TEXT EXCERPT:
::::::::::
Studio album by Lucy Dacus
- Released: June 25, 2021
- Genre: Indie rock; pop; lo-fi;
- Length: 45:36
- Label: Matador
- Producer: Colin Pastore; Jacob Blizard; Jake Finch; Lucy Dacus;

Lucy Dacus chronology
| 2019 (2019) | Home Video (2021) | The Record (2023) |

Singles from Home Video
- "Thumbs" Released: March 9, 2021; "Hot & Heavy" Released: April 13, 2021; "VBS" Released: May 19, 2021; "Brando" Released: June 8, 2021; "Going Going Gone" Released: August 7, 2021;

= Home Video (album) =

Home Video is the third studio album by American singer-songwriter Lucy Dacus. It was released on June 25, 2021, via Matador. It was promoted by the singles "Thumbs", "Hot & Heavy", "VBS", "Brando", and "Going Going Gone". The album received critical acclaim and placed on many critics' year-end lists.
::::::::::
DATA EXCERPTS:

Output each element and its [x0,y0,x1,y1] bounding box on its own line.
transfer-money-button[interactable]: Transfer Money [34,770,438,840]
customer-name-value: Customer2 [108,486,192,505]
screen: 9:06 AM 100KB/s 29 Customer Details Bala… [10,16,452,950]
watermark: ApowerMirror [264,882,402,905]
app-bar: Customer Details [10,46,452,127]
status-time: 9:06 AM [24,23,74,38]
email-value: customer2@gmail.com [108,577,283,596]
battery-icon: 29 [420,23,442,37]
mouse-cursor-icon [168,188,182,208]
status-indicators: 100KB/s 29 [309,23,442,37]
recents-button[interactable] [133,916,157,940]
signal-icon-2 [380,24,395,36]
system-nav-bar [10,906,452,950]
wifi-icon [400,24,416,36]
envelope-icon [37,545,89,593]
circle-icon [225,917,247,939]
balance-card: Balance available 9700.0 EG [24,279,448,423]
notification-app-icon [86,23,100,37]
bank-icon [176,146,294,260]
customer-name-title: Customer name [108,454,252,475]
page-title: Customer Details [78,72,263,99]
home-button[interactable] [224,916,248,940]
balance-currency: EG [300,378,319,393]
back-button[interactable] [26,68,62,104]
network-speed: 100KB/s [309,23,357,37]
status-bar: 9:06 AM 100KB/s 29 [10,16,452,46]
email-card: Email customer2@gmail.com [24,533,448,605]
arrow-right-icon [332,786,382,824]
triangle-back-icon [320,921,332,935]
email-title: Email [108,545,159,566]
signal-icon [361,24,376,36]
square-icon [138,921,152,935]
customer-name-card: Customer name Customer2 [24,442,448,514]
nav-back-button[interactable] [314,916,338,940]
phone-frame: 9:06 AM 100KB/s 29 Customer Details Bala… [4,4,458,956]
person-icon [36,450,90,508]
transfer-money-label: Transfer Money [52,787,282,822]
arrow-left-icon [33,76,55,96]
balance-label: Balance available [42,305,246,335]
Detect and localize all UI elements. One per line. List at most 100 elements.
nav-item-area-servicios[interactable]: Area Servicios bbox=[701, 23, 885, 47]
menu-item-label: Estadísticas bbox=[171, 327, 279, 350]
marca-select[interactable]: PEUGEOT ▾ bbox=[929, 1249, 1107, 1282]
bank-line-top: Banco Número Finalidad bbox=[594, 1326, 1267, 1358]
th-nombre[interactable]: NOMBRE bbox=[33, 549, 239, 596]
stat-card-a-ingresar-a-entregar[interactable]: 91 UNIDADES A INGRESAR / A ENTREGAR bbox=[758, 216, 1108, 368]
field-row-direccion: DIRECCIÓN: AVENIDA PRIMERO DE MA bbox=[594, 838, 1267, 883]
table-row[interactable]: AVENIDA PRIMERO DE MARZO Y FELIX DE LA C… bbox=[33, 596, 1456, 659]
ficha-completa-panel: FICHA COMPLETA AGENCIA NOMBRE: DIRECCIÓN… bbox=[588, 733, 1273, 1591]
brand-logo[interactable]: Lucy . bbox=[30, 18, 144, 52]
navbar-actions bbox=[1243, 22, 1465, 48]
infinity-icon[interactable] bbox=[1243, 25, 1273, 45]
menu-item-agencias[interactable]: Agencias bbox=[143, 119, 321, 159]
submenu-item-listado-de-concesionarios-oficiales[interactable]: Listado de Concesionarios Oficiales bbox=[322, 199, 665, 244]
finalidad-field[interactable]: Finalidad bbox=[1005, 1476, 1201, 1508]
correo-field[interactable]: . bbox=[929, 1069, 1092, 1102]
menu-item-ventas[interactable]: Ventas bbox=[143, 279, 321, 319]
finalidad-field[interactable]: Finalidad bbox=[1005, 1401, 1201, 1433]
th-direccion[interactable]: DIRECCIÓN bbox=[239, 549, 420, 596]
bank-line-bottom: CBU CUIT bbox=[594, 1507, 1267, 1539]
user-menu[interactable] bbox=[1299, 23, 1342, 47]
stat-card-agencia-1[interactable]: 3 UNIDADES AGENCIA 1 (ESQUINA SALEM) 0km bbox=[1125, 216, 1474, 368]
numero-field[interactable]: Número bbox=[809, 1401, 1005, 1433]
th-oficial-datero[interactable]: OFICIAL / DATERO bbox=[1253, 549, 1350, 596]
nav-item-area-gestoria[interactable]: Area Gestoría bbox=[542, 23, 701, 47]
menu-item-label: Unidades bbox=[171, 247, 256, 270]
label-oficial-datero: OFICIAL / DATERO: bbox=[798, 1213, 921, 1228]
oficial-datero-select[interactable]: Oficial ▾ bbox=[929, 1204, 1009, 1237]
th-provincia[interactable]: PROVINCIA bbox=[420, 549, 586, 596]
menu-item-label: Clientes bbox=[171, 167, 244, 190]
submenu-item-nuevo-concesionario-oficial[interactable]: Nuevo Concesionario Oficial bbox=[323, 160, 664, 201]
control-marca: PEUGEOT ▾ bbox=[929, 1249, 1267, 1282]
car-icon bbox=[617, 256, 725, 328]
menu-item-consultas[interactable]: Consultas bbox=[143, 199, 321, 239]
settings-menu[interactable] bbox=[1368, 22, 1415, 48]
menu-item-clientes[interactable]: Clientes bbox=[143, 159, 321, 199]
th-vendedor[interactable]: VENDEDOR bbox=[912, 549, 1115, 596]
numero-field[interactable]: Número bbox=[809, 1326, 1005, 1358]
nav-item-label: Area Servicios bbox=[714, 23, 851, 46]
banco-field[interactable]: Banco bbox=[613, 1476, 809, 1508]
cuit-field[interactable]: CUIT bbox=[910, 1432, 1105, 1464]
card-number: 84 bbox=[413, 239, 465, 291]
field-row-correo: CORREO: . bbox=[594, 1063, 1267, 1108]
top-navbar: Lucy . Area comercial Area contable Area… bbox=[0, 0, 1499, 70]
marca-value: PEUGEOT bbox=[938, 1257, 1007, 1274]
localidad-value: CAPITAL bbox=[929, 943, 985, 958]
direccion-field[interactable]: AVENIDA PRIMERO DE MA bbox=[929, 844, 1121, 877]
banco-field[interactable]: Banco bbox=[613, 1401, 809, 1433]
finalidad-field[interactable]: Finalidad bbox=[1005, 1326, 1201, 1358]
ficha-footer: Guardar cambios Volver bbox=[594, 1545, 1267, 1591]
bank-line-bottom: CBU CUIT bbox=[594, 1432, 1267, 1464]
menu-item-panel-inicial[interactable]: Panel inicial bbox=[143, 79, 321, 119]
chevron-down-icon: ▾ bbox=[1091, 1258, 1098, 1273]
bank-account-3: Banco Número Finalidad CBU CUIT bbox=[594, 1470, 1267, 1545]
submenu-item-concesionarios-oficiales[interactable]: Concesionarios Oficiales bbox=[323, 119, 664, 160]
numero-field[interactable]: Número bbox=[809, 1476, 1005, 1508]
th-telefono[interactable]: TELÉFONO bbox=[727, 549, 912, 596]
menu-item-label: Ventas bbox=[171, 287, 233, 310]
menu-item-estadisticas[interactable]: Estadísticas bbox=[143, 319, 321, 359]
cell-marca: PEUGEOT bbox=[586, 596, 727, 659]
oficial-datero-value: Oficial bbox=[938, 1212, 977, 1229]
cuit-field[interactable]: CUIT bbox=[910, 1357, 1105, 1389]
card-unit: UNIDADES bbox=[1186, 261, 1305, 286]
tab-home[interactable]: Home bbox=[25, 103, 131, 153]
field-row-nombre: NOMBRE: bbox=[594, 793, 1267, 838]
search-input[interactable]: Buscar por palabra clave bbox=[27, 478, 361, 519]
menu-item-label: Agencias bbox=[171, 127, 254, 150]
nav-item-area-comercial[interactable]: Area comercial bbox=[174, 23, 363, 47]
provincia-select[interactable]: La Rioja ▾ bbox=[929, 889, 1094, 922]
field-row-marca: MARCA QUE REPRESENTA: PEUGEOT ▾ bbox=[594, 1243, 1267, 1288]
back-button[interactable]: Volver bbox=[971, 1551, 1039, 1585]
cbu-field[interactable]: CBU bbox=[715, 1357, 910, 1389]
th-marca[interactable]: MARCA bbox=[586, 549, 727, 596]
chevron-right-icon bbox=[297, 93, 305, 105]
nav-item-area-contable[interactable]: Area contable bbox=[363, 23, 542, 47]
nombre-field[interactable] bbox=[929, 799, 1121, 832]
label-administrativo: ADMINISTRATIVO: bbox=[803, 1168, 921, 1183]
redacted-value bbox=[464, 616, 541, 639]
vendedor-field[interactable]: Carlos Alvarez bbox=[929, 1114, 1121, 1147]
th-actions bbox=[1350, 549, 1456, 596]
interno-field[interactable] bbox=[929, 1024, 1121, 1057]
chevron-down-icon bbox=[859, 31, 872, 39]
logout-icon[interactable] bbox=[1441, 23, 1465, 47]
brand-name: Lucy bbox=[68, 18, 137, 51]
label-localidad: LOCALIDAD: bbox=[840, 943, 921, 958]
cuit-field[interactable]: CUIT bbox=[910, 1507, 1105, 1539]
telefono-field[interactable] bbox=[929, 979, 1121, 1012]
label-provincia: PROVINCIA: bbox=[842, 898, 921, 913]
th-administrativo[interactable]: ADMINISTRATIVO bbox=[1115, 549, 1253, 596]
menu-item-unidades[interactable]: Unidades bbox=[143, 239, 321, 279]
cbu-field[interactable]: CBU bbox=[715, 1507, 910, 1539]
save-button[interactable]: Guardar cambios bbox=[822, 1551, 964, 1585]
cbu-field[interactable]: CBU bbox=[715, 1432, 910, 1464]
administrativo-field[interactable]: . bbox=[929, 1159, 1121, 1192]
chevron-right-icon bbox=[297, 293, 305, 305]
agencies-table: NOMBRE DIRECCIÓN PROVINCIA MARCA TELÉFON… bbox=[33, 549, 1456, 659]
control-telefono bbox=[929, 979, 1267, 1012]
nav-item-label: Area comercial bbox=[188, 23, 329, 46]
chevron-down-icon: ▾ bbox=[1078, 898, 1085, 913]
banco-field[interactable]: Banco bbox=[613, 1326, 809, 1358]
::::::::::
CHALLENGE A:
Please reproduce the Home Video text above word for word, between "Singles from Home" and "critics' year-end lists.", inclusive.
CHALLENGE B:
Answer these questions from the Home Video text above:
(i) What label released the album?
(ii) On what date was the single "Brando" released?
(iii) Which studio album by Lucy Dacus is Home Video?

EXERCISE ANSWER A:
Singles from Home Video
- "Thumbs" Released: March 9, 2021; "Hot & Heavy" Released: April 13, 2021; "VBS" Released: May 19, 2021; "Brando" Released: June 8, 2021; "Going Going Gone" Released: August 7, 2021;

= Home Video (album) =

Home Video is the third studio album by American singer-songwriter Lucy Dacus. It was released on June 25, 2021, via Matador. It was promoted by the singles "Thumbs", "Hot & Heavy", "VBS", "Brando", and "Going Going Gone". The album received critical acclaim and placed on many critics' year-end lists.

EXERCISE ANSWER B:
(i) Matador
(ii) June 8, 2021
(iii) Her third